→ **What is needed**: Return the records, each one exactly as written.

→ **Records for processing**:
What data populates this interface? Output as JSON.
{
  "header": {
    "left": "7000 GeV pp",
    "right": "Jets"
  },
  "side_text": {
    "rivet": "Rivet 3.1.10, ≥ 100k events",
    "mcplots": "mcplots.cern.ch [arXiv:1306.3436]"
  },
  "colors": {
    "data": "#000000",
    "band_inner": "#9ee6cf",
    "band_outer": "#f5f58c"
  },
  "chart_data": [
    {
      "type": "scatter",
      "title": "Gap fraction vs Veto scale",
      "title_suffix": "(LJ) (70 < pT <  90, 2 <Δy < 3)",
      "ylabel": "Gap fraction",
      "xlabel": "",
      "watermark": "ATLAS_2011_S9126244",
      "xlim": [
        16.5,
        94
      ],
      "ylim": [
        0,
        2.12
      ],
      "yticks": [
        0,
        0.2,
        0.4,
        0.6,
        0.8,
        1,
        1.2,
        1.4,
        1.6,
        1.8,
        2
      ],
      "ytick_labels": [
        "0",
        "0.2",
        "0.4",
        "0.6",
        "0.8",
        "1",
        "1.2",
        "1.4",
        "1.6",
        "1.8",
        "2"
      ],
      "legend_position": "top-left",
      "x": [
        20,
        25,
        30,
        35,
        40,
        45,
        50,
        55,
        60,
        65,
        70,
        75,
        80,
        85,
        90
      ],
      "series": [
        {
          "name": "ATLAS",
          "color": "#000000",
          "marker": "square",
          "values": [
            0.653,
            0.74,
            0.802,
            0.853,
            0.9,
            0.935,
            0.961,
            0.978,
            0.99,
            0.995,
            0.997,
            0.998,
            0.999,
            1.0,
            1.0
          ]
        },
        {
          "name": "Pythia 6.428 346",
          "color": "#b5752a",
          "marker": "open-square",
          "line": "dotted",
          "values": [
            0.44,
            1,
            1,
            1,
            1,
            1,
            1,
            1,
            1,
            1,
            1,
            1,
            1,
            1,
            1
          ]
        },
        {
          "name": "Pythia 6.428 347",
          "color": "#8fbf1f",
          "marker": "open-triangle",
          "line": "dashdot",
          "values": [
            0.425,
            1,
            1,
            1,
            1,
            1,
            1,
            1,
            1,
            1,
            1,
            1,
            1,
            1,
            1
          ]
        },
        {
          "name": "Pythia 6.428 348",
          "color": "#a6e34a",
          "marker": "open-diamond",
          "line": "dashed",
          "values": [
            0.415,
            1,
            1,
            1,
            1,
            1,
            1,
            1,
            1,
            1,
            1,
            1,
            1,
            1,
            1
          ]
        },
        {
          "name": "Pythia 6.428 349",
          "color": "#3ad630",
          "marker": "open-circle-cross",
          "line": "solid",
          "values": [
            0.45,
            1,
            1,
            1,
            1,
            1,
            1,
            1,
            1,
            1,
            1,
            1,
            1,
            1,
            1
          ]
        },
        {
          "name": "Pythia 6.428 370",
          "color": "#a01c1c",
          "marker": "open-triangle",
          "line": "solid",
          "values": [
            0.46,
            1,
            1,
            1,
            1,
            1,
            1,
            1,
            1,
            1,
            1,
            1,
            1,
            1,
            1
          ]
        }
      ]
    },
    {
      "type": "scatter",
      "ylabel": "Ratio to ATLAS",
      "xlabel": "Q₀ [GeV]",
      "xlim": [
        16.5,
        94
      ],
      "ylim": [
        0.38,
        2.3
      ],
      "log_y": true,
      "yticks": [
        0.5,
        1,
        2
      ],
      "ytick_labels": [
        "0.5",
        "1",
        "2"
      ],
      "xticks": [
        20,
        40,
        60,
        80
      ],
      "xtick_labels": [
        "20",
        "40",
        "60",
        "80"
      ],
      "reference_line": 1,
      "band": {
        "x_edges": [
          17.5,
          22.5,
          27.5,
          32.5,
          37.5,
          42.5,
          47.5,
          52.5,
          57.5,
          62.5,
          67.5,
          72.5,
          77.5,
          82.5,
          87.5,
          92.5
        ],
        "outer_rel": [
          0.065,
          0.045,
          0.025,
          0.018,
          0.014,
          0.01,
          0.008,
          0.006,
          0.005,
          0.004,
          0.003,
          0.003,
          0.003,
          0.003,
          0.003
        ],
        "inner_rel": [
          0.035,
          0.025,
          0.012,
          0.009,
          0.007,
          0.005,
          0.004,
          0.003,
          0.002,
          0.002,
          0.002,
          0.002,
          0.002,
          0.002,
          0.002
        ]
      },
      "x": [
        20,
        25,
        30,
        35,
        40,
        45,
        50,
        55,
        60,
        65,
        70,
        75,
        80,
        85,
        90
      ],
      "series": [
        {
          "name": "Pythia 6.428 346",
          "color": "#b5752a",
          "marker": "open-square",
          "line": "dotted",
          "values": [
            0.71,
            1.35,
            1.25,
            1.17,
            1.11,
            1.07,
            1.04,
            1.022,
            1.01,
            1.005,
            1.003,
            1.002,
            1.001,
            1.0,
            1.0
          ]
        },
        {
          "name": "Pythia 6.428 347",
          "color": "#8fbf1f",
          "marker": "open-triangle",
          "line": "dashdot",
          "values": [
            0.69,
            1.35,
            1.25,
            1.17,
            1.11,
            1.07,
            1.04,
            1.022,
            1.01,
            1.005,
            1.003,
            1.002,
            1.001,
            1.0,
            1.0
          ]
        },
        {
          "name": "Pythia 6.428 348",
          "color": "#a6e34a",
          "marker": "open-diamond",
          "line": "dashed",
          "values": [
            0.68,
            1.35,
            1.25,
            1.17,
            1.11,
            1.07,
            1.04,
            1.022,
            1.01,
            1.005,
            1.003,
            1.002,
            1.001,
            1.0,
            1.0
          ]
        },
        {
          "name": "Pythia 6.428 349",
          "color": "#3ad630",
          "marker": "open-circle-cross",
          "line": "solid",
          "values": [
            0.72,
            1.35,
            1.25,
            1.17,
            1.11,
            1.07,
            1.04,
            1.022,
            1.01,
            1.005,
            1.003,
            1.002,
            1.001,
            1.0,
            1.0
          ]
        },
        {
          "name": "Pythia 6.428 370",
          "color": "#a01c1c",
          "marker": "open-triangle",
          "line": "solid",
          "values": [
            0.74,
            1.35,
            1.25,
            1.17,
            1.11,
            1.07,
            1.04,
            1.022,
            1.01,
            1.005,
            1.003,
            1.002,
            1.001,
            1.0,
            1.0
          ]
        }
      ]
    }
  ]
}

→ **Complete response**:
What data populates this interface? Output as JSON.
{
  "header": {
    "left": "7000 GeV pp",
    "right": "Jets"
  },
  "side_text": {
    "rivet": "Rivet 3.1.10, ≥ 100k events",
    "mcplots": "mcplots.cern.ch [arXiv:1306.3436]"
  },
  "colors": {
    "data": "#000000",
    "band_inner": "#9ee6cf",
    "band_outer": "#f5f58c"
  },
  "chart_data": [
    {
      "type": "scatter",
      "title": "Gap fraction vs Veto scale",
      "title_suffix": "(LJ) (70 < pT <  90, 2 <Δy < 3)",
      "ylabel": "Gap fraction",
      "xlabel": "",
      "watermark": "ATLAS_2011_S9126244",
      "xlim": [
        16.5,
        94
      ],
      "ylim": [
        0,
        2.12
      ],
      "yticks": [
        0,
        0.2,
        0.4,
        0.6,
        0.8,
        1,
        1.2,
        1.4,
        1.6,
        1.8,
        2
      ],
      "ytick_labels": [
        "0",
        "0.2",
        "0.4",
        "0.6",
        "0.8",
        "1",
        "1.2",
        "1.4",
        "1.6",
        "1.8",
        "2"
      ],
      "legend_position": "top-left",
      "x": [
        20,
        25,
        30,
        35,
        40,
        45,
        50,
        55,
        60,
        65,
        70,
        75,
        80,
        85,
        90
      ],
      "series": [
        {
          "name": "ATLAS",
          "color": "#000000",
          "marker": "square",
          "values": [
            0.653,
            0.74,
            0.802,
            0.853,
            0.9,
            0.935,
            0.961,
            0.978,
            0.99,
            0.995,
            0.997,
            0.998,
            0.999,
            1.0,
            1.0
          ]
        },
        {
          "name": "Pythia 6.428 346",
          "color": "#b5752a",
          "marker": "open-square",
          "line": "dotted",
          "values": [
            0.44,
            1,
            1,
            1,
            1,
            1,
            1,
            1,
            1,
            1,
            1,
            1,
            1,
            1,
            1
          ]
        },
        {
          "name": "Pythia 6.428 347",
          "color": "#8fbf1f",
          "marker": "open-triangle",
          "line": "dashdot",
          "values": [
            0.425,
            1,
            1,
            1,
            1,
            1,
            1,
            1,
            1,
            1,
            1,
            1,
            1,
            1,
            1
          ]
        },
        {
          "name": "Pythia 6.428 348",
          "color": "#a6e34a",
          "marker": "open-diamond",
          "line": "dashed",
          "values": [
            0.415,
            1,
            1,
            1,
            1,
            1,
            1,
            1,
            1,
            1,
            1,
            1,
            1,
            1,
            1
          ]
        },
        {
          "name": "Pythia 6.428 349",
          "color": "#3ad630",
          "marker": "open-circle-cross",
          "line": "solid",
          "values": [
            0.45,
            1,
            1,
            1,
            1,
            1,
            1,
            1,
            1,
            1,
            1,
            1,
            1,
            1,
            1
          ]
        },
        {
          "name": "Pythia 6.428 370",
          "color": "#a01c1c",
          "marker": "open-triangle",
          "line": "solid",
          "values": [
            0.46,
            1,
            1,
            1,
            1,
            1,
            1,
            1,
            1,
            1,
            1,
            1,
            1,
            1,
            1
          ]
        }
      ]
    },
    {
      "type": "scatter",
      "ylabel": "Ratio to ATLAS",
      "xlabel": "Q₀ [GeV]",
      "xlim": [
        16.5,
        94
      ],
      "ylim": [
        0.38,
        2.3
      ],
      "log_y": true,
      "yticks": [
        0.5,
        1,
        2
      ],
      "ytick_labels": [
        "0.5",
        "1",
        "2"
      ],
      "xticks": [
        20,
        40,
        60,
        80
      ],
      "xtick_labels": [
        "20",
        "40",
        "60",
        "80"
      ],
      "reference_line": 1,
      "band": {
        "x_edges": [
          17.5,
          22.5,
          27.5,
          32.5,
          37.5,
          42.5,
          47.5,
          52.5,
          57.5,
          62.5,
          67.5,
          72.5,
          77.5,
          82.5,
          87.5,
          92.5
        ],
        "outer_rel": [
          0.065,
          0.045,
          0.025,
          0.018,
          0.014,
          0.01,
          0.008,
          0.006,
          0.005,
          0.004,
          0.003,
          0.003,
          0.003,
          0.003,
          0.003
        ],
        "inner_rel": [
          0.035,
          0.025,
          0.012,
          0.009,
          0.007,
          0.005,
          0.004,
          0.003,
          0.002,
          0.002,
          0.002,
          0.002,
          0.002,
          0.002,
          0.002
        ]
      },
      "x": [
        20,
        25,
        30,
        35,
        40,
        45,
        50,
        55,
        60,
        65,
        70,
        75,
        80,
        85,
        90
      ],
      "series": [
        {
          "name": "Pythia 6.428 346",
          "color": "#b5752a",
          "marker": "open-square",
          "line": "dotted",
          "values": [
            0.71,
            1.35,
            1.25,
            1.17,
            1.11,
            1.07,
            1.04,
            1.022,
            1.01,
            1.005,
            1.003,
            1.002,
            1.001,
            1.0,
            1.0
          ]
        },
        {
          "name": "Pythia 6.428 347",
          "color": "#8fbf1f",
          "marker": "open-triangle",
          "line": "dashdot",
          "values": [
            0.69,
            1.35,
            1.25,
            1.17,
            1.11,
            1.07,
            1.04,
            1.022,
            1.01,
            1.005,
            1.003,
            1.002,
            1.001,
            1.0,
            1.0
          ]
        },
        {
          "name": "Pythia 6.428 348",
          "color": "#a6e34a",
          "marker": "open-diamond",
          "line": "dashed",
          "values": [
            0.68,
            1.35,
            1.25,
            1.17,
            1.11,
            1.07,
            1.04,
            1.022,
            1.01,
            1.005,
            1.003,
            1.002,
            1.001,
            1.0,
            1.0
          ]
        },
        {
          "name": "Pythia 6.428 349",
          "color": "#3ad630",
          "marker": "open-circle-cross",
          "line": "solid",
          "values": [
            0.72,
            1.35,
            1.25,
            1.17,
            1.11,
            1.07,
            1.04,
            1.022,
            1.01,
            1.005,
            1.003,
            1.002,
            1.001,
            1.0,
            1.0
          ]
        },
        {
          "name": "Pythia 6.428 370",
          "color": "#a01c1c",
          "marker": "open-triangle",
          "line": "solid",
          "values": [
            0.74,
            1.35,
            1.25,
            1.17,
            1.11,
            1.07,
            1.04,
            1.022,
            1.01,
            1.005,
            1.003,
            1.002,
            1.001,
            1.0,
            1.0
          ]
        }
      ]
    }
  ]
}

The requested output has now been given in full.